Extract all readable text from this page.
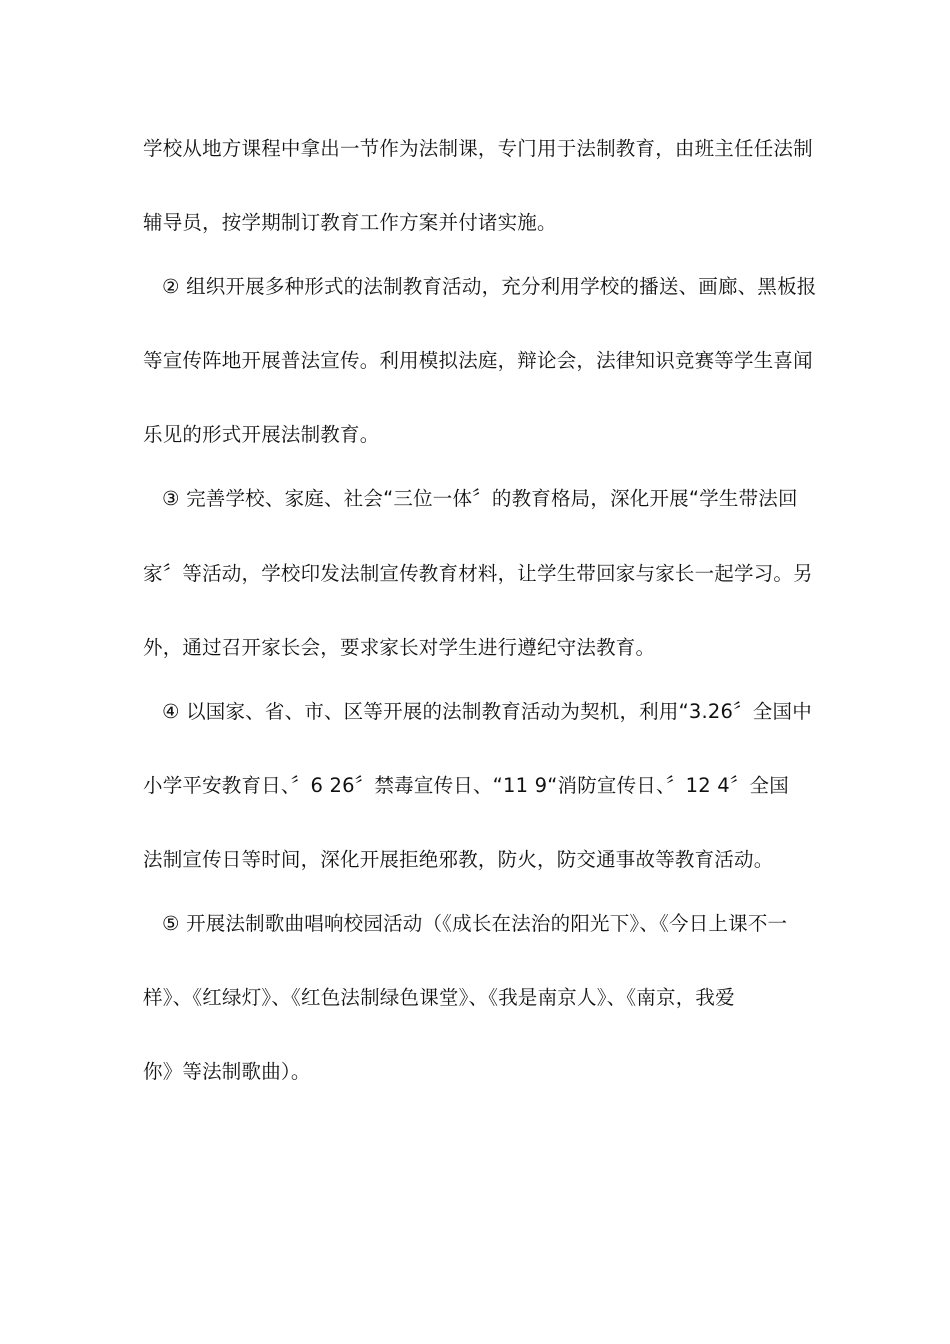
学校从地方课程中拿出一节作为法制课，专门用于法制教育，由班主任任法制
辅导员，按学期制订教育工作方案并付诸实施。
② 组织开展多种形式的法制教育活动，充分利用学校的播送、画廊、黑板报
等宣传阵地开展普法宣传。利用模拟法庭，辩论会，法律知识竞赛等学生喜闻
乐见的形式开展法制教育。
③ 完善学校、家庭、社会“三位一体〞的教育格局，深化开展“学生带法回
家〞等活动，学校印发法制宣传教育材料，让学生带回家与家长一起学习。另
外，通过召开家长会，要求家长对学生进行遵纪守法教育。
④ 以国家、省、市、区等开展的法制教育活动为契机，利用“3.26〞全国中
小学平安教育日、〞6 26〞禁毒宣传日、“11 9“消防宣传日、〞12 4〞全国
法制宣传日等时间，深化开展拒绝邪教，防火，防交通事故等教育活动。
⑤ 开展法制歌曲唱响校园活动（《成长在法治的阳光下》、《今日上课不一
样》、《红绿灯》、《红色法制绿色课堂》、《我是南京人》、《南京，我爱
你》等法制歌曲）。
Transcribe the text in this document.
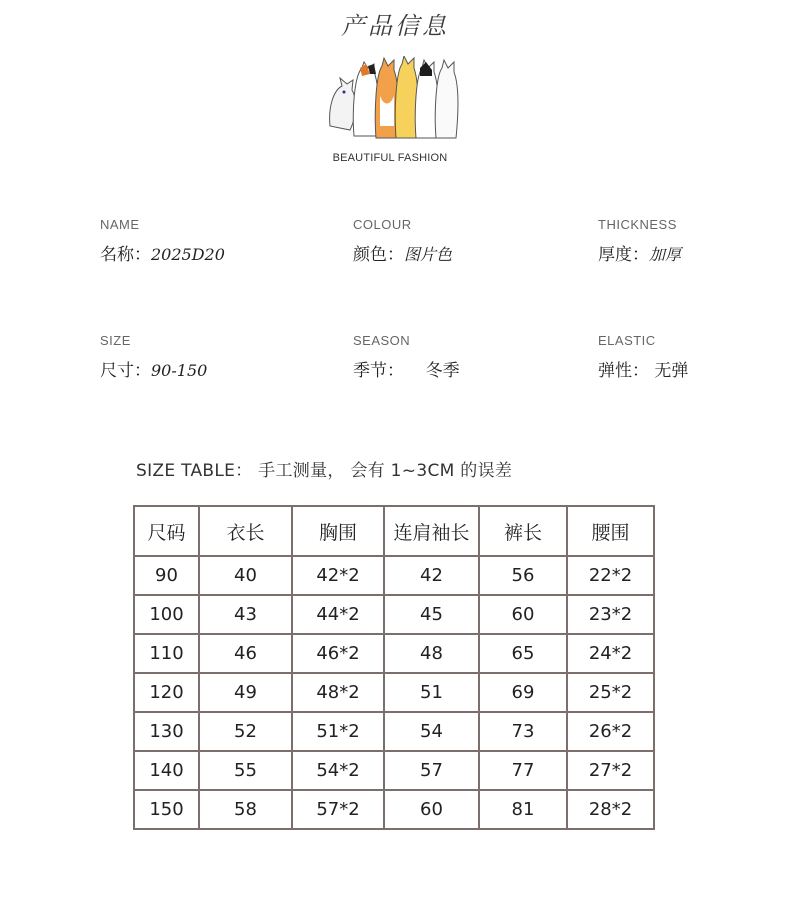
产品信息
BEAUTIFUL FASHION
NAME
名称：2025D20
COLOUR
颜色：图片色
THICKNESS
厚度：加厚
SIZE
尺寸：90-150
SEASON
季节： 冬季
ELASTIC
弹性： 无弹
SIZE TABLE： 手工测量， 会有 1~3CM 的误差
尺码	衣长	胸围	连肩袖长	裤长	腰围
90	40	42*2	42	56	22*2
100	43	44*2	45	60	23*2
110	46	46*2	48	65	24*2
120	49	48*2	51	69	25*2
130	52	51*2	54	73	26*2
140	55	54*2	57	77	27*2
150	58	57*2	60	81	28*2
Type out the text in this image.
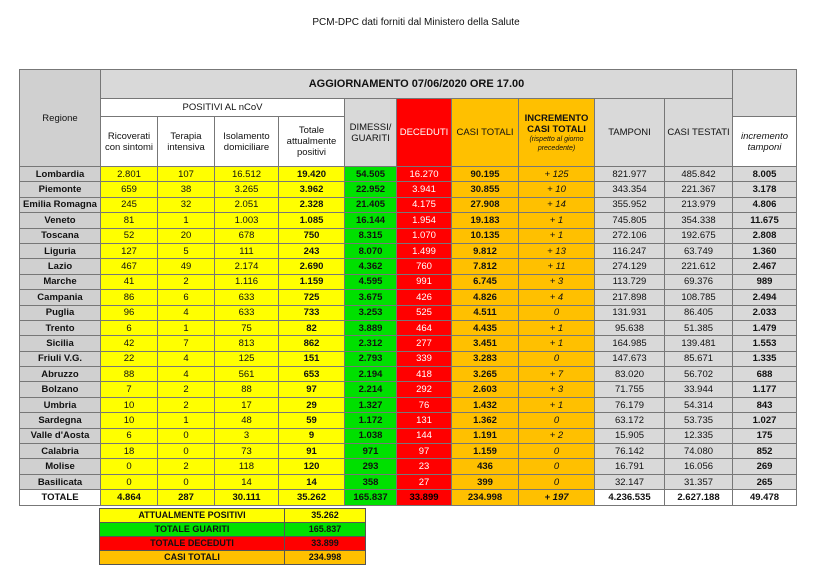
PCM-DPC dati forniti dal Ministero della Salute
Regione	AGGIORNAMENTO 07/06/2020 ORE 17.00										
	POSITIVI AL nCoV				DIMESSI/ GUARITI	DECEDUTI	CASI TOTALI	INCREMENTO CASI TOTALI
(rispetto al giorno precedente)	TAMPONI	CASI TESTATI	
	Ricoverati con sintomi	Terapia intensiva	Isolamento domiciliare	Totale attualmente positivi							incremento tamponi
Lombardia	2.801	107	16.512	19.420	54.505	16.270	90.195	+ 125	821.977	485.842	8.005
Piemonte	659	38	3.265	3.962	22.952	3.941	30.855	+ 10	343.354	221.367	3.178
Emilia Romagna	245	32	2.051	2.328	21.405	4.175	27.908	+ 14	355.952	213.979	4.806
Veneto	81	1	1.003	1.085	16.144	1.954	19.183	+ 1	745.805	354.338	11.675
Toscana	52	20	678	750	8.315	1.070	10.135	+ 1	272.106	192.675	2.808
Liguria	127	5	111	243	8.070	1.499	9.812	+ 13	116.247	63.749	1.360
Lazio	467	49	2.174	2.690	4.362	760	7.812	+ 11	274.129	221.612	2.467
Marche	41	2	1.116	1.159	4.595	991	6.745	+ 3	113.729	69.376	989
Campania	86	6	633	725	3.675	426	4.826	+ 4	217.898	108.785	2.494
Puglia	96	4	633	733	3.253	525	4.511	0	131.931	86.405	2.033
Trento	6	1	75	82	3.889	464	4.435	+ 1	95.638	51.385	1.479
Sicilia	42	7	813	862	2.312	277	3.451	+ 1	164.985	139.481	1.553
Friuli V.G.	22	4	125	151	2.793	339	3.283	0	147.673	85.671	1.335
Abruzzo	88	4	561	653	2.194	418	3.265	+ 7	83.020	56.702	688
Bolzano	7	2	88	97	2.214	292	2.603	+ 3	71.755	33.944	1.177
Umbria	10	2	17	29	1.327	76	1.432	+ 1	76.179	54.314	843
Sardegna	10	1	48	59	1.172	131	1.362	0	63.172	53.735	1.027
Valle d'Aosta	6	0	3	9	1.038	144	1.191	+ 2	15.905	12.335	175
Calabria	18	0	73	91	971	97	1.159	0	76.142	74.080	852
Molise	0	2	118	120	293	23	436	0	16.791	16.056	269
Basilicata	0	0	14	14	358	27	399	0	32.147	31.357	265
TOTALE	4.864	287	30.111	35.262	165.837	33.899	234.998	+ 197	4.236.535	2.627.188	49.478
ATTUALMENTE POSITIVI	35.262
TOTALE GUARITI	165.837
TOTALE DECEDUTI	33.899
CASI TOTALI	234.998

----

● **SET EXERCISE**:
Without the pictures, reproduce every line of the records above exactly.

● **THE REPLY**:
Extract all readable text from this page.
学校从地方课程中拿出一节作为法制课，专门用于法制教育，由班主任任法制
辅导员，按学期制订教育工作方案并付诸实施。
② 组织开展多种形式的法制教育活动，充分利用学校的播送、画廊、黑板报
等宣传阵地开展普法宣传。利用模拟法庭，辩论会，法律知识竞赛等学生喜闻
乐见的形式开展法制教育。
③ 完善学校、家庭、社会“三位一体〞的教育格局，深化开展“学生带法回
家〞等活动，学校印发法制宣传教育材料，让学生带回家与家长一起学习。另
外，通过召开家长会，要求家长对学生进行遵纪守法教育。
④ 以国家、省、市、区等开展的法制教育活动为契机，利用“3.26〞全国中
小学平安教育日、〞6 26〞禁毒宣传日、“11 9“消防宣传日、〞12 4〞全国
法制宣传日等时间，深化开展拒绝邪教，防火，防交通事故等教育活动。
⑤ 开展法制歌曲唱响校园活动（《成长在法治的阳光下》、《今日上课不一
样》、《红绿灯》、《红色法制绿色课堂》、《我是南京人》、《南京，我爱
你》等法制歌曲）。
Transcribe the text in this document.
产品信息
BEAUTIFUL FASHION
NAME
名称：2025D20
COLOUR
颜色：图片色
THICKNESS
厚度：加厚
SIZE
尺寸：90-150
SEASON
季节： 冬季
ELASTIC
弹性： 无弹
SIZE TABLE： 手工测量， 会有 1~3CM 的误差
尺码	衣长	胸围	连肩袖长	裤长	腰围
90	40	42*2	42	56	22*2
100	43	44*2	45	60	23*2
110	46	46*2	48	65	24*2
120	49	48*2	51	69	25*2
130	52	51*2	54	73	26*2
140	55	54*2	57	77	27*2
150	58	57*2	60	81	28*2
Type out the text in this image.
PCM-DPC dati forniti dal Ministero della Salute
Regione	AGGIORNAMENTO 07/06/2020 ORE 17.00										
	POSITIVI AL nCoV				DIMESSI/ GUARITI	DECEDUTI	CASI TOTALI	INCREMENTO CASI TOTALI
(rispetto al giorno precedente)	TAMPONI	CASI TESTATI	
	Ricoverati con sintomi	Terapia intensiva	Isolamento domiciliare	Totale attualmente positivi							incremento tamponi
Lombardia	2.801	107	16.512	19.420	54.505	16.270	90.195	+ 125	821.977	485.842	8.005
Piemonte	659	38	3.265	3.962	22.952	3.941	30.855	+ 10	343.354	221.367	3.178
Emilia Romagna	245	32	2.051	2.328	21.405	4.175	27.908	+ 14	355.952	213.979	4.806
Veneto	81	1	1.003	1.085	16.144	1.954	19.183	+ 1	745.805	354.338	11.675
Toscana	52	20	678	750	8.315	1.070	10.135	+ 1	272.106	192.675	2.808
Liguria	127	5	111	243	8.070	1.499	9.812	+ 13	116.247	63.749	1.360
Lazio	467	49	2.174	2.690	4.362	760	7.812	+ 11	274.129	221.612	2.467
Marche	41	2	1.116	1.159	4.595	991	6.745	+ 3	113.729	69.376	989
Campania	86	6	633	725	3.675	426	4.826	+ 4	217.898	108.785	2.494
Puglia	96	4	633	733	3.253	525	4.511	0	131.931	86.405	2.033
Trento	6	1	75	82	3.889	464	4.435	+ 1	95.638	51.385	1.479
Sicilia	42	7	813	862	2.312	277	3.451	+ 1	164.985	139.481	1.553
Friuli V.G.	22	4	125	151	2.793	339	3.283	0	147.673	85.671	1.335
Abruzzo	88	4	561	653	2.194	418	3.265	+ 7	83.020	56.702	688
Bolzano	7	2	88	97	2.214	292	2.603	+ 3	71.755	33.944	1.177
Umbria	10	2	17	29	1.327	76	1.432	+ 1	76.179	54.314	843
Sardegna	10	1	48	59	1.172	131	1.362	0	63.172	53.735	1.027
Valle d'Aosta	6	0	3	9	1.038	144	1.191	+ 2	15.905	12.335	175
Calabria	18	0	73	91	971	97	1.159	0	76.142	74.080	852
Molise	0	2	118	120	293	23	436	0	16.791	16.056	269
Basilicata	0	0	14	14	358	27	399	0	32.147	31.357	265
TOTALE	4.864	287	30.111	35.262	165.837	33.899	234.998	+ 197	4.236.535	2.627.188	49.478
ATTUALMENTE POSITIVI	35.262
TOTALE GUARITI	165.837
TOTALE DECEDUTI	33.899
CASI TOTALI	234.998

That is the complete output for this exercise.